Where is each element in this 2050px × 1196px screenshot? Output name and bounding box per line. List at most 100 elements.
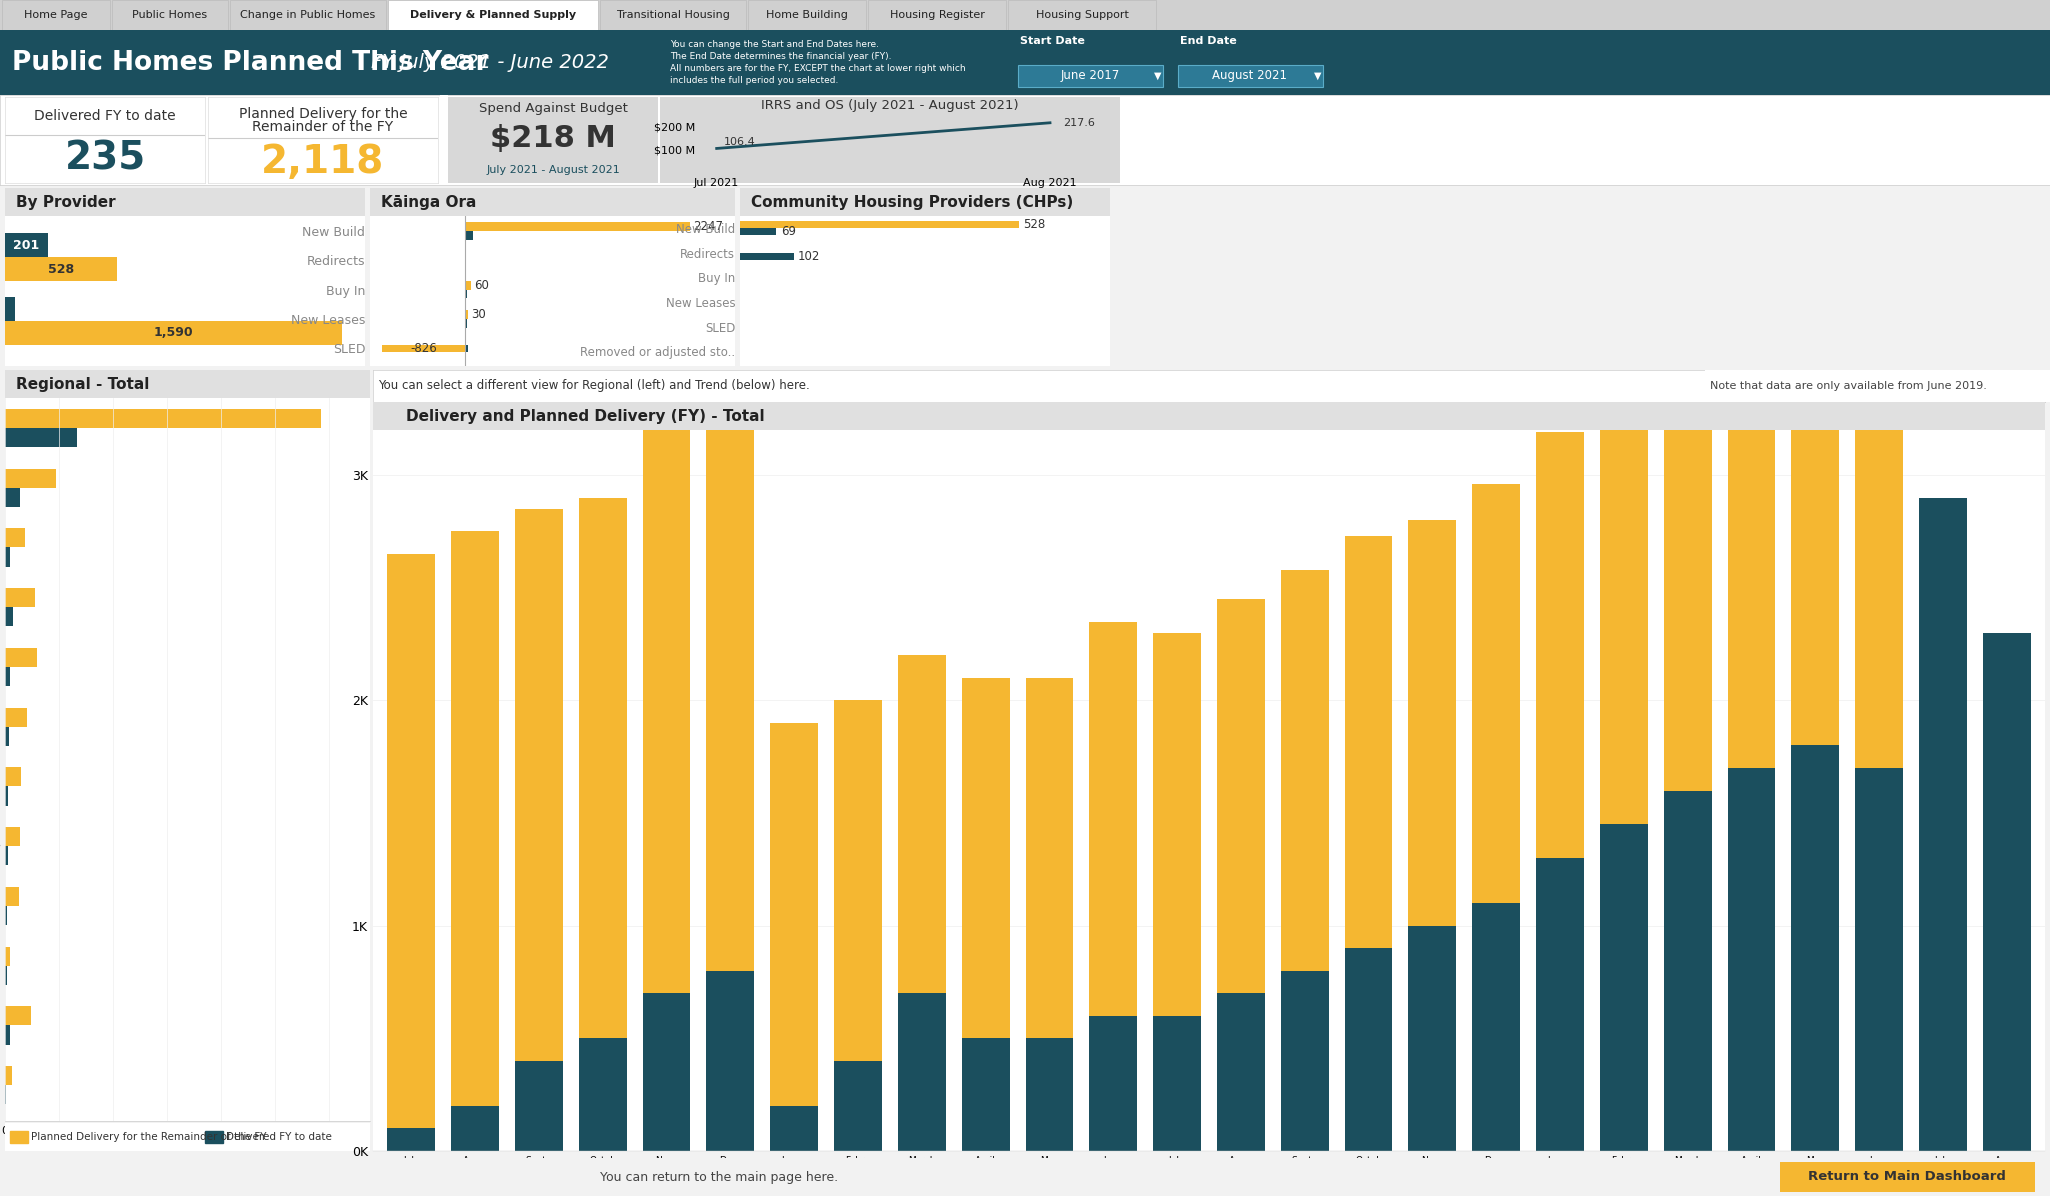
Bar <box>1025 1038 1074 1151</box>
Bar <box>1025 678 1074 1038</box>
Bar <box>1728 283 1775 768</box>
Text: Public Homes: Public Homes <box>133 10 207 20</box>
Text: 2247: 2247 <box>693 220 724 233</box>
Text: IRRS and OS (July 2021 - August 2021): IRRS and OS (July 2021 - August 2021) <box>761 99 1019 112</box>
Bar <box>578 498 627 1038</box>
Text: Note that data are only available from June 2019.: Note that data are only available from J… <box>1710 382 1986 391</box>
Bar <box>1009 0 1156 30</box>
Text: Housing Register: Housing Register <box>890 10 984 20</box>
Bar <box>113 0 228 30</box>
Bar <box>515 1061 564 1151</box>
Text: ▼: ▼ <box>1314 71 1322 81</box>
Text: 60: 60 <box>474 279 488 292</box>
Bar <box>642 994 691 1151</box>
Bar <box>1154 633 1201 1015</box>
Bar <box>961 678 1009 1038</box>
Bar <box>451 1106 498 1151</box>
Text: 2,118: 2,118 <box>262 142 385 181</box>
Bar <box>4 768 20 787</box>
Text: 102: 102 <box>797 250 820 263</box>
Text: You can select a different view for Regional (left) and Trend (below) here.: You can select a different view for Regi… <box>377 379 810 392</box>
Bar <box>1281 971 1328 1151</box>
Text: You can change the Start and End Dates here.: You can change the Start and End Dates h… <box>670 39 879 49</box>
Bar <box>4 257 117 281</box>
Bar <box>4 727 10 746</box>
Bar <box>1218 599 1265 994</box>
Bar <box>1599 392 1648 824</box>
Text: 30: 30 <box>472 309 486 321</box>
Text: June 2017: June 2017 <box>1060 69 1119 83</box>
Text: 201: 201 <box>12 239 39 251</box>
Bar <box>1870 386 2019 399</box>
Text: Home Page: Home Page <box>25 10 88 20</box>
Bar <box>1345 948 1392 1151</box>
Text: $218 M: $218 M <box>490 123 615 153</box>
Bar <box>1535 858 1585 1151</box>
Bar <box>1535 432 1585 858</box>
Bar <box>465 222 689 231</box>
Bar <box>1345 536 1392 948</box>
Text: You can return to the main page here.: You can return to the main page here. <box>601 1171 838 1184</box>
Bar <box>205 1131 223 1143</box>
Bar <box>1982 633 2032 1151</box>
Bar <box>740 252 793 260</box>
Bar <box>834 701 882 1061</box>
Text: Start Date: Start Date <box>1021 36 1084 45</box>
Bar <box>4 1006 31 1025</box>
Text: Home Building: Home Building <box>767 10 849 20</box>
Bar <box>4 946 10 965</box>
Bar <box>387 1129 435 1151</box>
Bar <box>642 431 691 994</box>
Text: Regional - Total: Regional - Total <box>16 377 150 391</box>
Text: -826: -826 <box>410 342 437 355</box>
Bar <box>4 488 20 507</box>
Bar <box>898 994 945 1151</box>
Bar <box>740 228 777 236</box>
Text: End Date: End Date <box>1181 36 1236 45</box>
Text: Delivered FY to date: Delivered FY to date <box>35 109 176 123</box>
Text: 217.6: 217.6 <box>1064 117 1095 128</box>
Text: ▼: ▼ <box>1154 71 1162 81</box>
Bar <box>387 554 435 1129</box>
Bar <box>4 905 6 925</box>
Bar <box>4 321 342 344</box>
Bar <box>961 1038 1009 1151</box>
Bar <box>10 1131 29 1143</box>
Bar <box>1408 520 1456 926</box>
Bar <box>1792 745 1839 1151</box>
Bar <box>4 667 10 687</box>
Bar <box>1154 1015 1201 1151</box>
Bar <box>1919 498 1966 1151</box>
Text: Spend Against Budget: Spend Against Budget <box>478 102 627 115</box>
Bar <box>230 0 385 30</box>
Text: By Provider: By Provider <box>16 195 115 209</box>
Bar <box>4 428 76 447</box>
Text: Select View to Display: Select View to Display <box>1870 372 2001 384</box>
Text: 69: 69 <box>781 225 795 238</box>
Bar <box>4 1025 10 1044</box>
Bar <box>387 0 599 30</box>
Text: Delivery & Planned Supply: Delivery & Planned Supply <box>410 10 576 20</box>
Text: Delivery and Planned Delivery (FY) - Total: Delivery and Planned Delivery (FY) - Tot… <box>406 409 765 423</box>
Bar <box>1408 926 1456 1151</box>
Text: 235: 235 <box>64 140 146 178</box>
Bar <box>383 344 465 352</box>
Bar <box>740 221 1019 228</box>
Bar <box>1779 1163 2036 1192</box>
Text: 106.4: 106.4 <box>724 136 754 147</box>
Bar <box>707 408 754 971</box>
Bar <box>4 529 25 548</box>
Bar <box>898 655 945 994</box>
Bar <box>748 0 865 30</box>
Bar <box>1599 824 1648 1151</box>
Bar <box>4 588 35 608</box>
Text: July 2021 - August 2021: July 2021 - August 2021 <box>486 165 619 175</box>
Text: 528: 528 <box>1023 219 1046 231</box>
Bar <box>465 344 467 352</box>
Bar <box>4 648 37 667</box>
Text: Public Homes Planned This Year: Public Homes Planned This Year <box>12 49 488 75</box>
Bar <box>1665 791 1712 1151</box>
Bar <box>771 1106 818 1151</box>
Bar <box>1472 484 1521 903</box>
Bar <box>4 787 8 806</box>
※ ※ ※
Description of the task
Please echo the rows exactly, starting with the line that contains "Bar <box>1025 1038 1074 1151</box>" and continuing through the line that contains "Bar <box>1345 536 1392 948</box>".

Task result
Bar <box>1025 1038 1074 1151</box>
Bar <box>1025 678 1074 1038</box>
Bar <box>1728 283 1775 768</box>
Text: Public Homes: Public Homes <box>133 10 207 20</box>
Text: 2247: 2247 <box>693 220 724 233</box>
Text: IRRS and OS (July 2021 - August 2021): IRRS and OS (July 2021 - August 2021) <box>761 99 1019 112</box>
Bar <box>578 498 627 1038</box>
Text: Note that data are only available from June 2019.: Note that data are only available from J… <box>1710 382 1986 391</box>
Bar <box>1009 0 1156 30</box>
Text: Housing Register: Housing Register <box>890 10 984 20</box>
Bar <box>113 0 228 30</box>
Bar <box>515 1061 564 1151</box>
Text: ▼: ▼ <box>1314 71 1322 81</box>
Text: 60: 60 <box>474 279 488 292</box>
Bar <box>642 994 691 1151</box>
Bar <box>1154 633 1201 1015</box>
Bar <box>961 678 1009 1038</box>
Bar <box>451 1106 498 1151</box>
Text: 2,118: 2,118 <box>262 142 385 181</box>
Bar <box>4 768 20 787</box>
Text: 102: 102 <box>797 250 820 263</box>
Text: You can select a different view for Regional (left) and Trend (below) here.: You can select a different view for Regi… <box>377 379 810 392</box>
Bar <box>1281 971 1328 1151</box>
Text: You can change the Start and End Dates here.: You can change the Start and End Dates h… <box>670 39 879 49</box>
Bar <box>4 257 117 281</box>
Bar <box>4 727 10 746</box>
Bar <box>1218 599 1265 994</box>
Bar <box>1599 392 1648 824</box>
Text: 30: 30 <box>472 309 486 321</box>
Text: June 2017: June 2017 <box>1060 69 1119 83</box>
Text: 201: 201 <box>12 239 39 251</box>
Bar <box>1870 386 2019 399</box>
Text: Home Page: Home Page <box>25 10 88 20</box>
Bar <box>1345 948 1392 1151</box>
Text: $218 M: $218 M <box>490 123 615 153</box>
Bar <box>1535 858 1585 1151</box>
Bar <box>1535 432 1585 858</box>
Bar <box>465 222 689 231</box>
Bar <box>1345 536 1392 948</box>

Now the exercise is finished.